* **Objective**
Each line that follows should be printed again exactly as it stands.

* **Input for this task**
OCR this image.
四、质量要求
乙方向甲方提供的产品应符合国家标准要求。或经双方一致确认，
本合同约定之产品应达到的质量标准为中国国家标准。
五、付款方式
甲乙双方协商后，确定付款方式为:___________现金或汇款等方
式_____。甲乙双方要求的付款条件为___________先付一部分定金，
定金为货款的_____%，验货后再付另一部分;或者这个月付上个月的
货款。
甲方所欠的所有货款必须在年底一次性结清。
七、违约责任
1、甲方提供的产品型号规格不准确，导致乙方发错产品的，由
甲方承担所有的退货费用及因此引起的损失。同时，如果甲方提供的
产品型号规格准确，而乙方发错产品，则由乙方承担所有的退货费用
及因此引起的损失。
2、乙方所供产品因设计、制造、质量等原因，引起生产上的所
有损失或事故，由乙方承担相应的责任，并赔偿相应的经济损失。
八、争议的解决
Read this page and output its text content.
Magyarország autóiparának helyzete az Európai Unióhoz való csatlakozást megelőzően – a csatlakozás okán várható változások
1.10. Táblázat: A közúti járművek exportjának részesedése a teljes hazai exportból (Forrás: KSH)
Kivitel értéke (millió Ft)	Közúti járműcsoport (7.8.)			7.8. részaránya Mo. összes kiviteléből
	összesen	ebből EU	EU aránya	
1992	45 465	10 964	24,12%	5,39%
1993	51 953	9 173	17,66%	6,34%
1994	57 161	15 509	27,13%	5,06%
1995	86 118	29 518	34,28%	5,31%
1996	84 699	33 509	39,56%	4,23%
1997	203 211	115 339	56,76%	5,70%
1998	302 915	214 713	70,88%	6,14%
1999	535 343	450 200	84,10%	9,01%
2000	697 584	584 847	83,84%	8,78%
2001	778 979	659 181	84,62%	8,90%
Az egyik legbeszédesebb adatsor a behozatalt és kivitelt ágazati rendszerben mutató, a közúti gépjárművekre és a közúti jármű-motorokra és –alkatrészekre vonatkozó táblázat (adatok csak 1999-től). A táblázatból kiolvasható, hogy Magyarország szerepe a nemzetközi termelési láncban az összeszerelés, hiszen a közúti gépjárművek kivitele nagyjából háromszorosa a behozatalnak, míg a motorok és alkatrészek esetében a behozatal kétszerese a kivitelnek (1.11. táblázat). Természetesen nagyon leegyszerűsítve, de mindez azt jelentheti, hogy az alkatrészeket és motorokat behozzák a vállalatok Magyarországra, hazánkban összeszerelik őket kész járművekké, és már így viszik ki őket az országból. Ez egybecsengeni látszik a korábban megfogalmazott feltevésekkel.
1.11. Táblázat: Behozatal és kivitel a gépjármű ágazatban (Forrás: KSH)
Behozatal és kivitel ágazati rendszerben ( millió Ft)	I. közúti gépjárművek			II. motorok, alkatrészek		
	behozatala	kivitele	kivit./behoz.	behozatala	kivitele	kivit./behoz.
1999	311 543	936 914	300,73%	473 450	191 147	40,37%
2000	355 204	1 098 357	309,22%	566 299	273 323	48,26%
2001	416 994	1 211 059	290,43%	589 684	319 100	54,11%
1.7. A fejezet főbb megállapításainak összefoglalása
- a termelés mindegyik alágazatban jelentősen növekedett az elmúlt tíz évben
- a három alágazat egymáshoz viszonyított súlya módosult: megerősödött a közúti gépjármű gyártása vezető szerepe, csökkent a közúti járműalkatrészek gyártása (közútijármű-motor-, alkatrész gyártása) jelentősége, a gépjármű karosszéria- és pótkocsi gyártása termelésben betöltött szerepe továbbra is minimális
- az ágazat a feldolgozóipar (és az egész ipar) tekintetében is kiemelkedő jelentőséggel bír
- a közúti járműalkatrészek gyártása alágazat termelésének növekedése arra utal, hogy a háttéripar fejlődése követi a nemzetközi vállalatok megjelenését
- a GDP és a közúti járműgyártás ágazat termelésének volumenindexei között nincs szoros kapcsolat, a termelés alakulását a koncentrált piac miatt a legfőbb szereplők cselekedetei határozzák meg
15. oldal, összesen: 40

* **Exercise response**
OCR this image.
四、质量要求
乙方向甲方提供的产品应符合国家标准要求。或经双方一致确认，
本合同约定之产品应达到的质量标准为中国国家标准。
五、付款方式
甲乙双方协商后，确定付款方式为:___________现金或汇款等方
式_____。甲乙双方要求的付款条件为___________先付一部分定金，
定金为货款的_____%，验货后再付另一部分;或者这个月付上个月的
货款。
甲方所欠的所有货款必须在年底一次性结清。
七、违约责任
1、甲方提供的产品型号规格不准确，导致乙方发错产品的，由
甲方承担所有的退货费用及因此引起的损失。同时，如果甲方提供的
产品型号规格准确，而乙方发错产品，则由乙方承担所有的退货费用
及因此引起的损失。
2、乙方所供产品因设计、制造、质量等原因，引起生产上的所
有损失或事故，由乙方承担相应的责任，并赔偿相应的经济损失。
八、争议的解决
Read this page and output its text content.
Magyarország autóiparának helyzete az Európai Unióhoz való csatlakozást megelőzően – a csatlakozás okán várható változások
1.10. Táblázat: A közúti járművek exportjának részesedése a teljes hazai exportból (Forrás: KSH)
Kivitel értéke (millió Ft)	Közúti járműcsoport (7.8.)			7.8. részaránya Mo. összes kiviteléből
	összesen	ebből EU	EU aránya	
1992	45 465	10 964	24,12%	5,39%
1993	51 953	9 173	17,66%	6,34%
1994	57 161	15 509	27,13%	5,06%
1995	86 118	29 518	34,28%	5,31%
1996	84 699	33 509	39,56%	4,23%
1997	203 211	115 339	56,76%	5,70%
1998	302 915	214 713	70,88%	6,14%
1999	535 343	450 200	84,10%	9,01%
2000	697 584	584 847	83,84%	8,78%
2001	778 979	659 181	84,62%	8,90%
Az egyik legbeszédesebb adatsor a behozatalt és kivitelt ágazati rendszerben mutató, a közúti gépjárművekre és a közúti jármű-motorokra és –alkatrészekre vonatkozó táblázat (adatok csak 1999-től). A táblázatból kiolvasható, hogy Magyarország szerepe a nemzetközi termelési láncban az összeszerelés, hiszen a közúti gépjárművek kivitele nagyjából háromszorosa a behozatalnak, míg a motorok és alkatrészek esetében a behozatal kétszerese a kivitelnek (1.11. táblázat). Természetesen nagyon leegyszerűsítve, de mindez azt jelentheti, hogy az alkatrészeket és motorokat behozzák a vállalatok Magyarországra, hazánkban összeszerelik őket kész járművekké, és már így viszik ki őket az országból. Ez egybecsengeni látszik a korábban megfogalmazott feltevésekkel.
1.11. Táblázat: Behozatal és kivitel a gépjármű ágazatban (Forrás: KSH)
Behozatal és kivitel ágazati rendszerben ( millió Ft)	I. közúti gépjárművek			II. motorok, alkatrészek		
	behozatala	kivitele	kivit./behoz.	behozatala	kivitele	kivit./behoz.
1999	311 543	936 914	300,73%	473 450	191 147	40,37%
2000	355 204	1 098 357	309,22%	566 299	273 323	48,26%
2001	416 994	1 211 059	290,43%	589 684	319 100	54,11%
1.7. A fejezet főbb megállapításainak összefoglalása
- a termelés mindegyik alágazatban jelentősen növekedett az elmúlt tíz évben
- a három alágazat egymáshoz viszonyított súlya módosult: megerősödött a közúti gépjármű gyártása vezető szerepe, csökkent a közúti járműalkatrészek gyártása (közútijármű-motor-, alkatrész gyártása) jelentősége, a gépjármű karosszéria- és pótkocsi gyártása termelésben betöltött szerepe továbbra is minimális
- az ágazat a feldolgozóipar (és az egész ipar) tekintetében is kiemelkedő jelentőséggel bír
- a közúti járműalkatrészek gyártása alágazat termelésének növekedése arra utal, hogy a háttéripar fejlődése követi a nemzetközi vállalatok megjelenését
- a GDP és a közúti járműgyártás ágazat termelésének volumenindexei között nincs szoros kapcsolat, a termelés alakulását a koncentrált piac miatt a legfőbb szereplők cselekedetei határozzák meg
15. oldal, összesen: 40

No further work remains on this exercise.